Work instructions:
Output every line of the data exactly as it appears.

Extracted material:
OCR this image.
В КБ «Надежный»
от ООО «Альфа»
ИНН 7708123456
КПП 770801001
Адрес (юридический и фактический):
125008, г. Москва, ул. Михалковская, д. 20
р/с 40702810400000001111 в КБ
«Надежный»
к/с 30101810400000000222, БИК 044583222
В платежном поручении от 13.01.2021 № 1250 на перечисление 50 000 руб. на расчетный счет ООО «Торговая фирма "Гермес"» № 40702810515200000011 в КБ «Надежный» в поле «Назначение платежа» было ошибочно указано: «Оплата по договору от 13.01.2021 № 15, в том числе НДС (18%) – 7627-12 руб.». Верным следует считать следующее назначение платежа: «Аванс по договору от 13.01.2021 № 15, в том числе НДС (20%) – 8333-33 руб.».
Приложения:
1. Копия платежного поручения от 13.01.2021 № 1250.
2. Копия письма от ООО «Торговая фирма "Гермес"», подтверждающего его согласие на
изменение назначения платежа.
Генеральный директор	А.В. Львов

Result:
OCR this image.
В КБ «Надежный»
от ООО «Альфа»
ИНН 7708123456
КПП 770801001
Адрес (юридический и фактический):
125008, г. Москва, ул. Михалковская, д. 20
р/с 40702810400000001111 в КБ
«Надежный»
к/с 30101810400000000222, БИК 044583222
В платежном поручении от 13.01.2021 № 1250 на перечисление 50 000 руб. на расчетный счет ООО «Торговая фирма "Гермес"» № 40702810515200000011 в КБ «Надежный» в поле «Назначение платежа» было ошибочно указано: «Оплата по договору от 13.01.2021 № 15, в том числе НДС (18%) – 7627-12 руб.». Верным следует считать следующее назначение платежа: «Аванс по договору от 13.01.2021 № 15, в том числе НДС (20%) – 8333-33 руб.».
Приложения:
1. Копия платежного поручения от 13.01.2021 № 1250.
2. Копия письма от ООО «Торговая фирма "Гермес"», подтверждающего его согласие на
изменение назначения платежа.
Генеральный директор	А.В. Львов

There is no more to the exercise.